▶ **RECORDS FOR THE TASK**
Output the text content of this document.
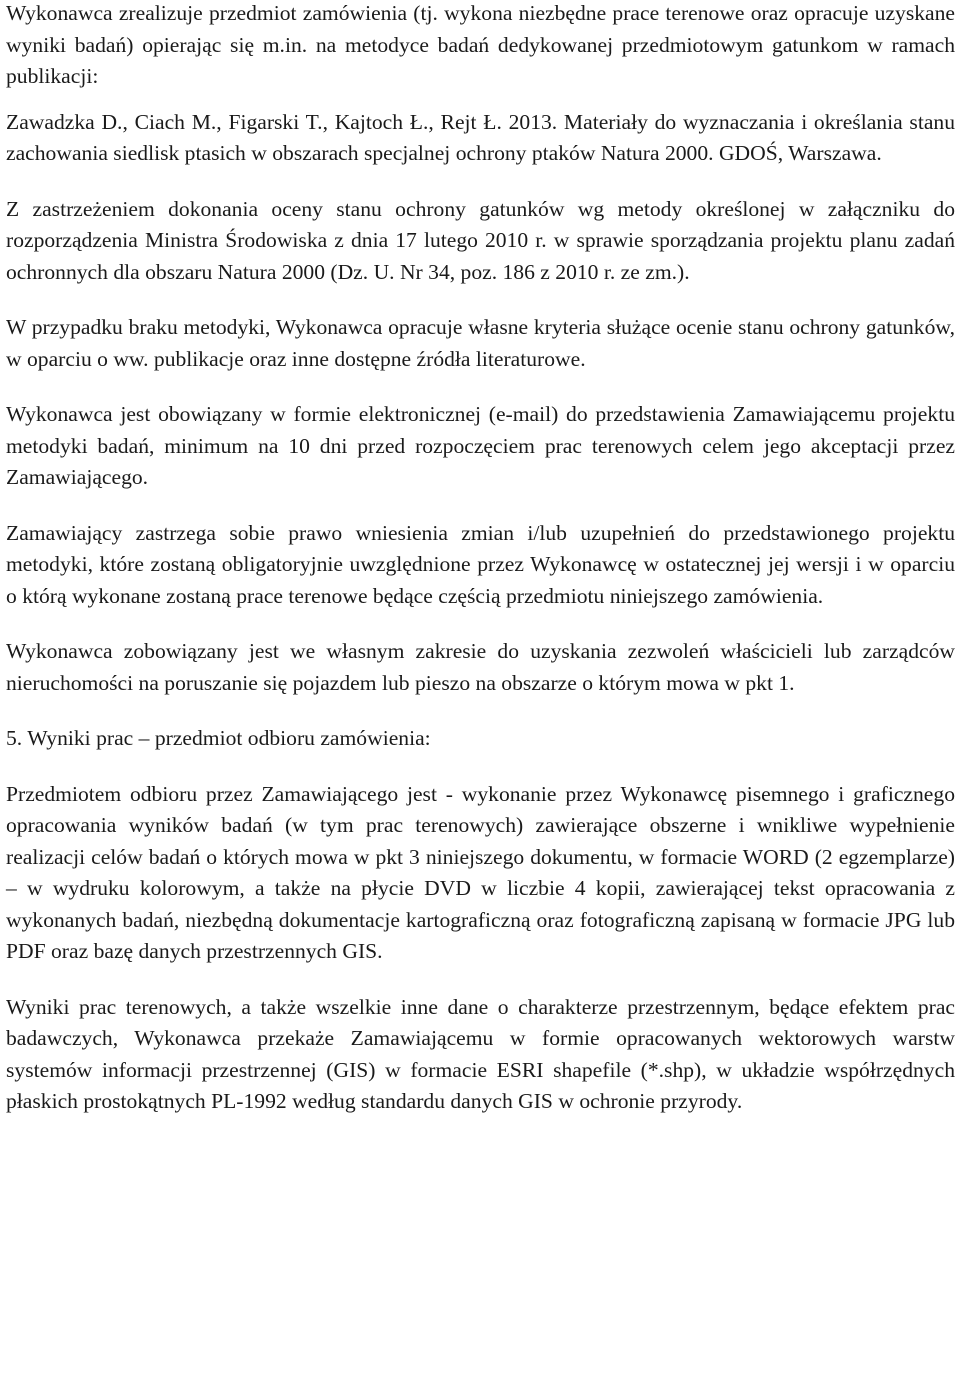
Wykonawca zrealizuje przedmiot zamówienia (tj. wykona niezbędne prace terenowe oraz opracuje uzyskane wyniki badań) opierając się m.in. na metodyce badań dedykowanej przedmiotowym gatunkom w ramach publikacji:

Zawadzka D., Ciach M., Figarski T., Kajtoch Ł., Rejt Ł. 2013. Materiały do wyznaczania i określania stanu zachowania siedlisk ptasich w obszarach specjalnej ochrony ptaków Natura 2000. GDOŚ, Warszawa.

Z zastrzeżeniem dokonania oceny stanu ochrony gatunków wg metody określonej w załączniku do rozporządzenia Ministra Środowiska z dnia 17 lutego 2010 r. w sprawie sporządzania projektu planu zadań ochronnych dla obszaru Natura 2000 (Dz. U. Nr 34, poz. 186 z 2010 r. ze zm.).

W przypadku braku metodyki, Wykonawca opracuje własne kryteria służące ocenie stanu ochrony gatunków, w oparciu o ww. publikacje oraz inne dostępne źródła literaturowe.

Wykonawca jest obowiązany w formie elektronicznej (e-mail) do przedstawienia Zamawiającemu projektu metodyki badań, minimum na 10 dni przed rozpoczęciem prac terenowych celem jego akceptacji przez Zamawiającego.

Zamawiający zastrzega sobie prawo wniesienia zmian i/lub uzupełnień do przedstawionego projektu metodyki, które zostaną obligatoryjnie uwzględnione przez Wykonawcę w ostatecznej jej wersji i w oparciu o którą wykonane zostaną prace terenowe będące częścią przedmiotu niniejszego zamówienia.

Wykonawca zobowiązany jest we własnym zakresie do uzyskania zezwoleń właścicieli lub zarządców nieruchomości na poruszanie się pojazdem lub pieszo na obszarze o którym mowa w pkt 1.

5. Wyniki prac – przedmiot odbioru zamówienia:

Przedmiotem odbioru przez Zamawiającego jest - wykonanie przez Wykonawcę pisemnego i graficznego opracowania wyników badań (w tym prac terenowych) zawierające obszerne i wnikliwe wypełnienie realizacji celów badań o których mowa w pkt 3 niniejszego dokumentu, w formacie WORD (2 egzemplarze) – w wydruku kolorowym, a także na płycie DVD w liczbie 4 kopii, zawierającej tekst opracowania z wykonanych badań, niezbędną dokumentacje kartograficzną oraz fotograficzną zapisaną w formacie JPG lub PDF oraz bazę danych przestrzennych GIS.

Wyniki prac terenowych, a także wszelkie inne dane o charakterze przestrzennym, będące efektem prac badawczych, Wykonawca przekaże Zamawiającemu w formie opracowanych wektorowych warstw systemów informacji przestrzennej (GIS) w formacie ESRI shapefile (*.shp), w układzie współrzędnych płaskich prostokątnych PL-1992 według standardu danych GIS w ochronie przyrody.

▶ **WHAT THE TASK REQUIRES**
Using the material above, gather every line that includes "terenowe".

▶ **FINISHED ANSWER**
Wykonawca zrealizuje przedmiot zamówienia (tj. wykona niezbędne prace terenowe oraz opracuje uzyskane wyniki badań) opierając się m.in. na metodyce badań dedykowanej przedmiotowym gatunkom w ramach publikacji:
Zamawiający zastrzega sobie prawo wniesienia zmian i/lub uzupełnień do przedstawionego projektu metodyki, które zostaną obligatoryjnie uwzględnione przez Wykonawcę w ostatecznej jej wersji i w oparciu o którą wykonane zostaną prace terenowe będące częścią przedmiotu niniejszego zamówienia.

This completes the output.